__Set problem__
Select the lines that contain "钼酸铵分光光度法" and copy each of them.

Stored records:
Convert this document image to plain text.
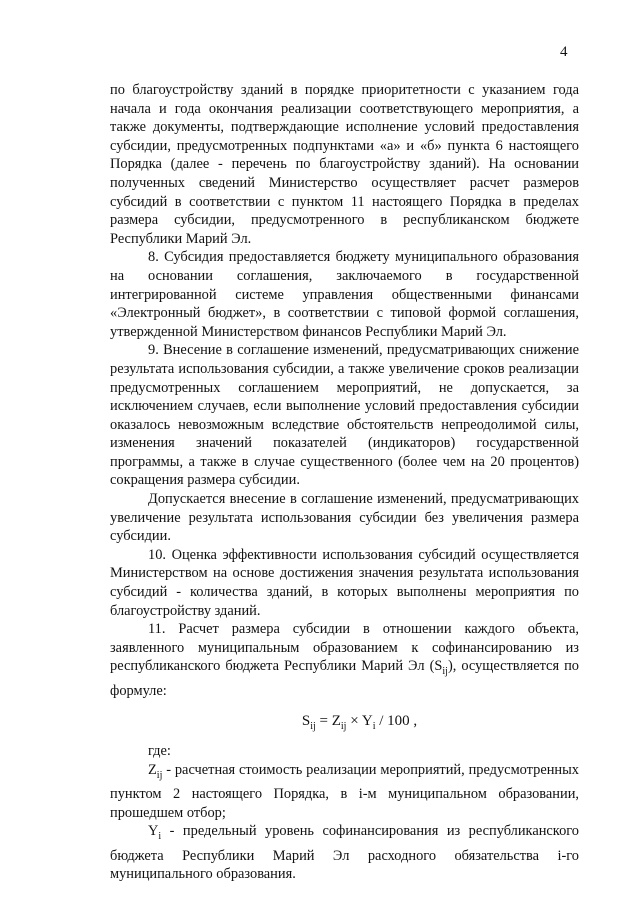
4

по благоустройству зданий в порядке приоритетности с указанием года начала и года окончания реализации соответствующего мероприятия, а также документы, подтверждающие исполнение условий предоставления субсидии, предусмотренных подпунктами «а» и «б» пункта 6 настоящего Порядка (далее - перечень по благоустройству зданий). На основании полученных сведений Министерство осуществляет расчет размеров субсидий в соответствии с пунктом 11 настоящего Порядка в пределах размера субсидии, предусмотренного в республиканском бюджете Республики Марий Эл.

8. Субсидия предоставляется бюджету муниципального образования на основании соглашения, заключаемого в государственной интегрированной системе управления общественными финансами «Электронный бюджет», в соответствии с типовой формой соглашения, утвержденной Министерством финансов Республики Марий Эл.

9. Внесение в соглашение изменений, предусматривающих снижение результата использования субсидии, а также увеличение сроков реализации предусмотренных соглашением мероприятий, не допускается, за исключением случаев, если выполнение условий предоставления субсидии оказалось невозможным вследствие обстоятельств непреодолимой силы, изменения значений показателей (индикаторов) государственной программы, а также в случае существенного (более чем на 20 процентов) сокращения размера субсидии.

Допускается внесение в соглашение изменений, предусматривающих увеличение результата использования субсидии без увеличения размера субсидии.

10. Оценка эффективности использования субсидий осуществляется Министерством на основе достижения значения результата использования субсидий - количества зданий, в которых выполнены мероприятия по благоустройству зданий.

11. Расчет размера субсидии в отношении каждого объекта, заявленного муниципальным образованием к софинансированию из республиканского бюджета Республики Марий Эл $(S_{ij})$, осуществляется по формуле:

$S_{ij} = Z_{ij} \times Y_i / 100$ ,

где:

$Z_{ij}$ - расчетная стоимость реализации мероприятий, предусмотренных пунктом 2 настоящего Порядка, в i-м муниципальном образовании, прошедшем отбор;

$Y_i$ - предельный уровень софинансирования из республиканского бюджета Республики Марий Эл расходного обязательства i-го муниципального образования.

==

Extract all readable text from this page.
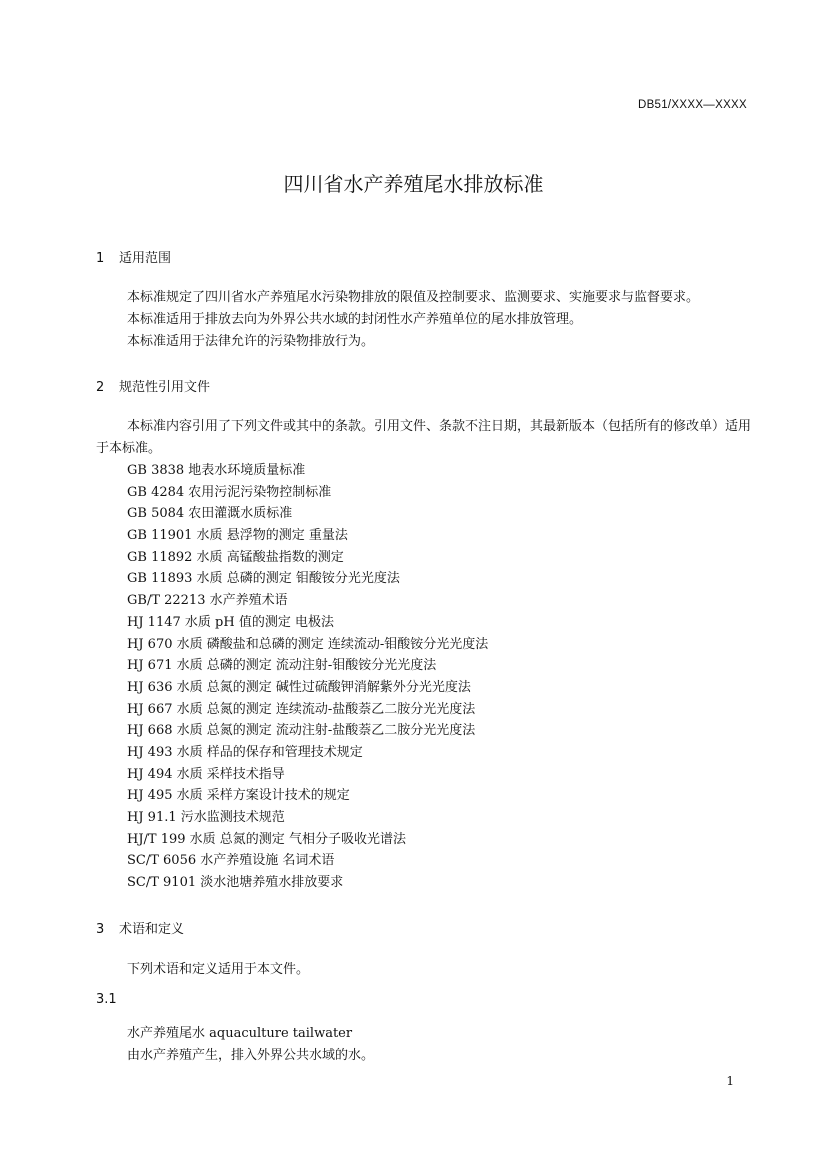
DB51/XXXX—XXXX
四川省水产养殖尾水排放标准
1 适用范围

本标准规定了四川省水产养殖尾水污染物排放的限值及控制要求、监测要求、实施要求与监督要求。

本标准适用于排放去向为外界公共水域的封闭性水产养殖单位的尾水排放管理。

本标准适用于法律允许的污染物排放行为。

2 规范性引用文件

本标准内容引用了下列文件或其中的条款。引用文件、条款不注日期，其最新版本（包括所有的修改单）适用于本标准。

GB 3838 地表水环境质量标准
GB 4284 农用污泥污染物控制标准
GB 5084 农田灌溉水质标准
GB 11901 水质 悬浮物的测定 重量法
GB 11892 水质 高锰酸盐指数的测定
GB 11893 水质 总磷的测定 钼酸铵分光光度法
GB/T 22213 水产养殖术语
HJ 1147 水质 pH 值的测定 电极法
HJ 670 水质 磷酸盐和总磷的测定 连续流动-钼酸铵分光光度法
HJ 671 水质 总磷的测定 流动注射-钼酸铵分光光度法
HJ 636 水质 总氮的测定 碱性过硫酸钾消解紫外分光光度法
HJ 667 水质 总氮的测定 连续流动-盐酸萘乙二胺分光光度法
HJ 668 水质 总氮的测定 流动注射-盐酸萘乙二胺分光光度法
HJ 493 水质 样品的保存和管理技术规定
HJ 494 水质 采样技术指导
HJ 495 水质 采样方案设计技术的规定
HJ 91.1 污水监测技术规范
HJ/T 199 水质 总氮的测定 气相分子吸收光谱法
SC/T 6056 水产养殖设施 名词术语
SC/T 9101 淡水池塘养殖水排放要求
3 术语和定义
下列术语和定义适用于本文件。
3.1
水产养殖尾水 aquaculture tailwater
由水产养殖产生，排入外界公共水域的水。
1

__Result of the task__
GB 11893 水质 总磷的测定 钼酸铵分光光度法
HJ 670 水质 磷酸盐和总磷的测定 连续流动-钼酸铵分光光度法
HJ 671 水质 总磷的测定 流动注射-钼酸铵分光光度法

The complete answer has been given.